Dataset listings of figures:
# # # # #
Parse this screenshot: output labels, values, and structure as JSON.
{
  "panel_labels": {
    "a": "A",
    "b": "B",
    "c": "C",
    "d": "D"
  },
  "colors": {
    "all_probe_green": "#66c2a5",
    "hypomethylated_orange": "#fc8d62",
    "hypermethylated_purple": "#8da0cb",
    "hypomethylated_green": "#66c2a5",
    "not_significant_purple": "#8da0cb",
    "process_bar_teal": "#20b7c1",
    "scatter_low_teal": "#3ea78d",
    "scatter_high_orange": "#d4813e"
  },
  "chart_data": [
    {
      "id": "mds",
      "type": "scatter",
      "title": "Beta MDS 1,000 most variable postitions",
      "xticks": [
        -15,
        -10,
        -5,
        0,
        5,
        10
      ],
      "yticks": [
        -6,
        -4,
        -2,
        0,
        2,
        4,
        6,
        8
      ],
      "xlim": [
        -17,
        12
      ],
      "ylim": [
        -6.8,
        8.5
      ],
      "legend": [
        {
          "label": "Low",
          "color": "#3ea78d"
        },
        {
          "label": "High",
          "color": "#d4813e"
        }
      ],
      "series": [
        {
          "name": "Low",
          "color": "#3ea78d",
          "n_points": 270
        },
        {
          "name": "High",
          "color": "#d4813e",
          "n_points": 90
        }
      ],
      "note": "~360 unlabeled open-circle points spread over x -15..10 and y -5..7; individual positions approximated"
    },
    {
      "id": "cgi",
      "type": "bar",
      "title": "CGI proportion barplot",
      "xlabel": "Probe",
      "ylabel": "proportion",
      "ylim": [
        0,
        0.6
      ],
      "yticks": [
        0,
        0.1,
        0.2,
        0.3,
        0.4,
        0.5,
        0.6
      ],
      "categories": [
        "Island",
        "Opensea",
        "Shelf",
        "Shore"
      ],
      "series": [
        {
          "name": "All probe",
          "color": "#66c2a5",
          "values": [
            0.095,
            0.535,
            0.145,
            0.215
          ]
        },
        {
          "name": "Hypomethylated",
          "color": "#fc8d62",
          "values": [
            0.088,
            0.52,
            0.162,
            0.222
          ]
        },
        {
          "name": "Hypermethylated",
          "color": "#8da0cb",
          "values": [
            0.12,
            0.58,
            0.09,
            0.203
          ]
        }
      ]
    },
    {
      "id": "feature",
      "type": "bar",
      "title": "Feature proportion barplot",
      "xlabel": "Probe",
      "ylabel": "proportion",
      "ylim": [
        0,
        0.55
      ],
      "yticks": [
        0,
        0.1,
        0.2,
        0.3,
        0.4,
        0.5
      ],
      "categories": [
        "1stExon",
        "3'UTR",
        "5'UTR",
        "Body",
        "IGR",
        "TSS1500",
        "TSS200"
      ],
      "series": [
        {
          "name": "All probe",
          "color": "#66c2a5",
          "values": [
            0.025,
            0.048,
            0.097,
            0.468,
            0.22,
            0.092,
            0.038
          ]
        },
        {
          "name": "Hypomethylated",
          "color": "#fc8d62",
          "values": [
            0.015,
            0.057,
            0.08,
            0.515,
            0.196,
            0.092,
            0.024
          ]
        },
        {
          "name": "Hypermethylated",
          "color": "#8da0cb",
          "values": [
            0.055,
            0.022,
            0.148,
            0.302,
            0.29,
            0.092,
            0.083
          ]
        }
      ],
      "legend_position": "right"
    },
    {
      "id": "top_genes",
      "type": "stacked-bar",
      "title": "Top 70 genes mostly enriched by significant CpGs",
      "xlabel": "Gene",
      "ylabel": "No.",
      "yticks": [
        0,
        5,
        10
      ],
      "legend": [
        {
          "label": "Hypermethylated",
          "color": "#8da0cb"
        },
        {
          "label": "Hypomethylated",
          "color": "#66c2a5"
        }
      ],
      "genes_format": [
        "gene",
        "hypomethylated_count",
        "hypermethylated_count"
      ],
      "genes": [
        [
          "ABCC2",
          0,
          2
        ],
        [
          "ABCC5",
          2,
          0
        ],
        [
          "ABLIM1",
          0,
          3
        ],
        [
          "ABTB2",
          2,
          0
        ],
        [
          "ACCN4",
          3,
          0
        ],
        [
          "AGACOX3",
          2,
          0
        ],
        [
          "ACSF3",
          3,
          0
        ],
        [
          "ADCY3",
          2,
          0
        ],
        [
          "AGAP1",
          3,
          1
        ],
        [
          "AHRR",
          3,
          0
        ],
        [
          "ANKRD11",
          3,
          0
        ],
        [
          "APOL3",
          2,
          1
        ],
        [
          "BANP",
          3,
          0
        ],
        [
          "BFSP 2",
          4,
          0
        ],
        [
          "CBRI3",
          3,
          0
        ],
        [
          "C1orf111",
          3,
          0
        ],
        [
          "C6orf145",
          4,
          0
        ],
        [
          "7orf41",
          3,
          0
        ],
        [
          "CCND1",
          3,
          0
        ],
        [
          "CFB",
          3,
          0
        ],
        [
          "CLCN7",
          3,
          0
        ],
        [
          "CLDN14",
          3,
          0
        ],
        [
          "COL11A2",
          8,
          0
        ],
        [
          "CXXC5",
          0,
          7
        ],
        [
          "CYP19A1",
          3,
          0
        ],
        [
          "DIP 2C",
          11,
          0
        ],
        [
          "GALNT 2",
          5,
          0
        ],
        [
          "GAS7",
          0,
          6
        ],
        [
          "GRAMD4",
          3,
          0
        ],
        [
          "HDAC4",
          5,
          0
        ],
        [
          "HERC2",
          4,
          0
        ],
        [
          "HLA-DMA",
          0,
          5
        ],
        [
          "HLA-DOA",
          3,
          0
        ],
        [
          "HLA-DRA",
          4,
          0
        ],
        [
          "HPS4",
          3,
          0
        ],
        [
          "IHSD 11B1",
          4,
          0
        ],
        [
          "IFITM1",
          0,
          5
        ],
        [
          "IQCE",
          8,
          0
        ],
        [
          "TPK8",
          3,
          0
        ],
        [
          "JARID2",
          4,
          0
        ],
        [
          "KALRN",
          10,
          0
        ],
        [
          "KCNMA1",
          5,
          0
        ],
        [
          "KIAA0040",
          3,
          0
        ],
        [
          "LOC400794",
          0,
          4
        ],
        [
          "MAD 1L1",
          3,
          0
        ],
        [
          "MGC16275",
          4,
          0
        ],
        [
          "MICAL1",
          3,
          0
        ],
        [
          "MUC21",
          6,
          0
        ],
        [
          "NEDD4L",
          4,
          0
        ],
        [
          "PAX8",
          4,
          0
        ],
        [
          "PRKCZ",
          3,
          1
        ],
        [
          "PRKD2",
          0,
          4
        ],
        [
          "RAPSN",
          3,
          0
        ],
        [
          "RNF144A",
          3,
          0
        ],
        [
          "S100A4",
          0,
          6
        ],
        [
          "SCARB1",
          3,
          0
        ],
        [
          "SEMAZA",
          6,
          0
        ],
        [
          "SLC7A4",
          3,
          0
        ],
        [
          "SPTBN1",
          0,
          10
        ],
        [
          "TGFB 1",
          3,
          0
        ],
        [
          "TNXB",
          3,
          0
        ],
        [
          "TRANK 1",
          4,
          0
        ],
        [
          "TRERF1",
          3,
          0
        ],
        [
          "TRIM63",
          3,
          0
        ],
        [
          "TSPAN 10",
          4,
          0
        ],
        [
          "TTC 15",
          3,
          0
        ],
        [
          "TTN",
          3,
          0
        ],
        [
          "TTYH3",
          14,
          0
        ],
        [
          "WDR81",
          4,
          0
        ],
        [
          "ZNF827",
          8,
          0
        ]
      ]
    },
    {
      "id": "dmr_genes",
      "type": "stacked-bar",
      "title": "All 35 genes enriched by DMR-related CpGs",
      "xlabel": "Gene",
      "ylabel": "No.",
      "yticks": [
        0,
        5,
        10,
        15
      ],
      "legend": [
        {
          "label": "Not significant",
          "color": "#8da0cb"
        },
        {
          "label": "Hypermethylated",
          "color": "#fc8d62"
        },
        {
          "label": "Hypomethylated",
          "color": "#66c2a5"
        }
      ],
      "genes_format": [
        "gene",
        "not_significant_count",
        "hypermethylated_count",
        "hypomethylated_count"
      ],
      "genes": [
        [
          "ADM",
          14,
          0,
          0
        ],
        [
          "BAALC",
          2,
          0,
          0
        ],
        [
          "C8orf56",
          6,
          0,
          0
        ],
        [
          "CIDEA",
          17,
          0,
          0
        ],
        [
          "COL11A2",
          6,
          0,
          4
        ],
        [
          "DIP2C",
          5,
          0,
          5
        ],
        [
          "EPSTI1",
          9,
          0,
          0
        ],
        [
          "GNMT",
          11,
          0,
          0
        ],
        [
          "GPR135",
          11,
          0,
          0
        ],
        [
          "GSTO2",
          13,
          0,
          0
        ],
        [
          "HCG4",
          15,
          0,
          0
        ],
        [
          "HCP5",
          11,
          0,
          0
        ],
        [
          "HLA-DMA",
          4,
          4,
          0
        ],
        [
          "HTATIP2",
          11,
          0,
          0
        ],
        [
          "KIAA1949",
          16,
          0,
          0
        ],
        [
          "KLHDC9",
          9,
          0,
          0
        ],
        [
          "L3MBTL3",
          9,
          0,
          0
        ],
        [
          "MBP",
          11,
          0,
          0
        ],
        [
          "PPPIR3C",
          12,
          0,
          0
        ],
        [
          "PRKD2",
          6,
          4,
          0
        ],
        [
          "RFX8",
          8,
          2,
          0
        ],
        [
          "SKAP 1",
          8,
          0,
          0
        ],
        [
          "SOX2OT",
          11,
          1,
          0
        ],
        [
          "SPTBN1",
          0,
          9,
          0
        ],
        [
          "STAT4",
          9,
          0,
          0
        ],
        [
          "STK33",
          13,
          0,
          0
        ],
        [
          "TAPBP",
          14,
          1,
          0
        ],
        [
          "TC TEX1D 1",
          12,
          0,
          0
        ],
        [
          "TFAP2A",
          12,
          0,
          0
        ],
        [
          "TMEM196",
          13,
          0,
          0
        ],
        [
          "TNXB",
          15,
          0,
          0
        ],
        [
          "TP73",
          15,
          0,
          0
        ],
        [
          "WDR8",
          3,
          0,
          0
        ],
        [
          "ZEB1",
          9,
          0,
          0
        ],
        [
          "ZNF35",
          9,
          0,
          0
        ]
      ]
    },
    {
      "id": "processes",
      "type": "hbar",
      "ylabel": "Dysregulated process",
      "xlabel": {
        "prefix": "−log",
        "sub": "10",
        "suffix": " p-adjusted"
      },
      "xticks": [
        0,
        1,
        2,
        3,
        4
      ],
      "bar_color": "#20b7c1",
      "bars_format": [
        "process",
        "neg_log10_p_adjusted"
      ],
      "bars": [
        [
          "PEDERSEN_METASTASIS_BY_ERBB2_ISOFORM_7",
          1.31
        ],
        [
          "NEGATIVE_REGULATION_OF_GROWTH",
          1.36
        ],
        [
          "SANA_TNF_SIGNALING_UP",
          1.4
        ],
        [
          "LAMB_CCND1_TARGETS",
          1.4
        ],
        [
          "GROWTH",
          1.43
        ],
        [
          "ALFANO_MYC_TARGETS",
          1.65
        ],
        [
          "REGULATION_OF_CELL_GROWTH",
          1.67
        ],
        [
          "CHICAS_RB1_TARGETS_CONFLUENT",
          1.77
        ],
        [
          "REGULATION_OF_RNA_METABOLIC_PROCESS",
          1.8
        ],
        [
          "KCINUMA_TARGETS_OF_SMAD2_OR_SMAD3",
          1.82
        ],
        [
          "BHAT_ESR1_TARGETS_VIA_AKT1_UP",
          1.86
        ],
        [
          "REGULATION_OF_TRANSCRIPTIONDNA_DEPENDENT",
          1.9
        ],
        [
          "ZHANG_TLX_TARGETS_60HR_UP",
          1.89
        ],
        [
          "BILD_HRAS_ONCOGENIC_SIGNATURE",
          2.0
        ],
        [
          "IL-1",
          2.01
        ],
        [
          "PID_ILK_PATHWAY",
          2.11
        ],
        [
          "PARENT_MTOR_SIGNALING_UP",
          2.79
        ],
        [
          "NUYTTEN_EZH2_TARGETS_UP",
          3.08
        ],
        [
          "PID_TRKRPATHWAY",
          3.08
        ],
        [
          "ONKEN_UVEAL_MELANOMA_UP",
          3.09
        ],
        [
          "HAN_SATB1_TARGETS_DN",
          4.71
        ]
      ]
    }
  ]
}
# # # # #
Gather every line from the entries above where the word "enriched" appears, and copy them.

      "title": "Top 70 genes mostly enriched by significant CpGs",
      "title": "All 35 genes enriched by DMR-related CpGs",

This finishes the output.